── Input ──
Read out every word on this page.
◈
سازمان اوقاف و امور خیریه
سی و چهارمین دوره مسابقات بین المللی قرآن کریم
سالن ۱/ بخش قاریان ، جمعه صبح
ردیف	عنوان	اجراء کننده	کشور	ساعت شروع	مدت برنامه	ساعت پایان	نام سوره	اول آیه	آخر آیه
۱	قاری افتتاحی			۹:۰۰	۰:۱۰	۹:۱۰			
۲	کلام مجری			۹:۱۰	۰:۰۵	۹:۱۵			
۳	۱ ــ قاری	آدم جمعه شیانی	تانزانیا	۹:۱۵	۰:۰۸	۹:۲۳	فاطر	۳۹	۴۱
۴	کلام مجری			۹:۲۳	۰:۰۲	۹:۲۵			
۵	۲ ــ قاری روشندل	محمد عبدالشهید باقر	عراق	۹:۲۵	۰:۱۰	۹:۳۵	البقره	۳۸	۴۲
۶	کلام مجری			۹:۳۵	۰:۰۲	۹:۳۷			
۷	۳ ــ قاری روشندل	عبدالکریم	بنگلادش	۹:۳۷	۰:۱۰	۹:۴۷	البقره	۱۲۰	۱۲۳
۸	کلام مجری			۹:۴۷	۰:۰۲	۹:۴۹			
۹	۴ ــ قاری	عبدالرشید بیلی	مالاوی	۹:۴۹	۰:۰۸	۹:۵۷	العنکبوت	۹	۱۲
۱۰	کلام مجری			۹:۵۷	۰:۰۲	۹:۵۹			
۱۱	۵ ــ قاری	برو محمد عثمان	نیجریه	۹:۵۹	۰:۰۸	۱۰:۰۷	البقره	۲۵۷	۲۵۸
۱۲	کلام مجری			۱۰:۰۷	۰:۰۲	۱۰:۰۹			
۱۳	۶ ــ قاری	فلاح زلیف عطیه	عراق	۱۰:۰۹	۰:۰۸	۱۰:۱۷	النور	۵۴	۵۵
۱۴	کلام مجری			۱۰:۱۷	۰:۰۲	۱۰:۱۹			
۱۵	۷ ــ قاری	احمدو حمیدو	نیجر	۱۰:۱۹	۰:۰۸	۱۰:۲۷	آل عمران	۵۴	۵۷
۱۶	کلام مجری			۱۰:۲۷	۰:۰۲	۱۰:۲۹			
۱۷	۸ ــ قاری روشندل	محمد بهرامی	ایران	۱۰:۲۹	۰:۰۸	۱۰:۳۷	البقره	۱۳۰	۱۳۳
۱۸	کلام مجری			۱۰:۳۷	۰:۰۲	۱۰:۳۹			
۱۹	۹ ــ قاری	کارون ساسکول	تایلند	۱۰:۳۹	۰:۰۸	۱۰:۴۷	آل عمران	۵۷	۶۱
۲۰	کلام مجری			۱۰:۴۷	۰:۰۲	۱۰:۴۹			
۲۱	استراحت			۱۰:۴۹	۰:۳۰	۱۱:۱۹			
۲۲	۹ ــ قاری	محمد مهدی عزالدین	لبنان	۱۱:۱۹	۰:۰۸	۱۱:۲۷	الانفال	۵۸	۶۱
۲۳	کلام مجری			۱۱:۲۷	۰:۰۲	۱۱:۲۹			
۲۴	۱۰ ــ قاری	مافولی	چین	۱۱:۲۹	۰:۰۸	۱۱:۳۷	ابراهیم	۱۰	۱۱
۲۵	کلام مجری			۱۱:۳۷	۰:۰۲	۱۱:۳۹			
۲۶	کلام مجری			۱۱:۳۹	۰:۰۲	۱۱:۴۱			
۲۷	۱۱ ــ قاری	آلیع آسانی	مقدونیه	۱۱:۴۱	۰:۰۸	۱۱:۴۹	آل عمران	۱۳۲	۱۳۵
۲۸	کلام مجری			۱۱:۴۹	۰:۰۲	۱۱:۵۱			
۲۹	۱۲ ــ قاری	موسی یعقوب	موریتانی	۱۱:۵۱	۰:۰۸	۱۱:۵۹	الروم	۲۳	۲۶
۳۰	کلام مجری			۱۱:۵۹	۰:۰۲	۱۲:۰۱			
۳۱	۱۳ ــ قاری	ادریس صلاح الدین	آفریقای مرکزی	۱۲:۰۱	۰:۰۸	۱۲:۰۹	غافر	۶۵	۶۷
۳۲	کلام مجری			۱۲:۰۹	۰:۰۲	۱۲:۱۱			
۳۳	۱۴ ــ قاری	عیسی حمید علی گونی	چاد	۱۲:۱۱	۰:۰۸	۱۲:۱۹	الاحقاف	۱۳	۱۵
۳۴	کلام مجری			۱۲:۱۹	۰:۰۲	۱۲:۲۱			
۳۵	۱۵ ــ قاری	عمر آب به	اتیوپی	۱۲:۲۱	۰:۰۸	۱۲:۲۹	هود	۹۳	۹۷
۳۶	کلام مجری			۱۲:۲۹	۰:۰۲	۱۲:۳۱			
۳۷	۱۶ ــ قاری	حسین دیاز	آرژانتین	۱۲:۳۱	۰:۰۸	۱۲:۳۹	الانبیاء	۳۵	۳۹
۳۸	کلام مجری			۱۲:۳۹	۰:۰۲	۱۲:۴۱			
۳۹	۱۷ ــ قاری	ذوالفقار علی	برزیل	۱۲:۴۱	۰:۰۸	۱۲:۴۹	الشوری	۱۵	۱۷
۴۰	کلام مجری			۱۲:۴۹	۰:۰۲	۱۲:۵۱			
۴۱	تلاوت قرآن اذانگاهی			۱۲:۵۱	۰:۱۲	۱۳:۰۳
───
> **Direction**
From the entries above, pull out each line that includes "عمران".

> **Response**
۱۵	۷ ــ قاری	احمدو حمیدو	نیجر	۱۰:۱۹	۰:۰۸	۱۰:۲۷	آل عمران	۵۴	۵۷
۱۹	۹ ــ قاری	کارون ساسکول	تایلند	۱۰:۳۹	۰:۰۸	۱۰:۴۷	آل عمران	۵۷	۶۱
۲۷	۱۱ ــ قاری	آلیع آسانی	مقدونیه	۱۱:۴۱	۰:۰۸	۱۱:۴۹	آل عمران	۱۳۲	۱۳۵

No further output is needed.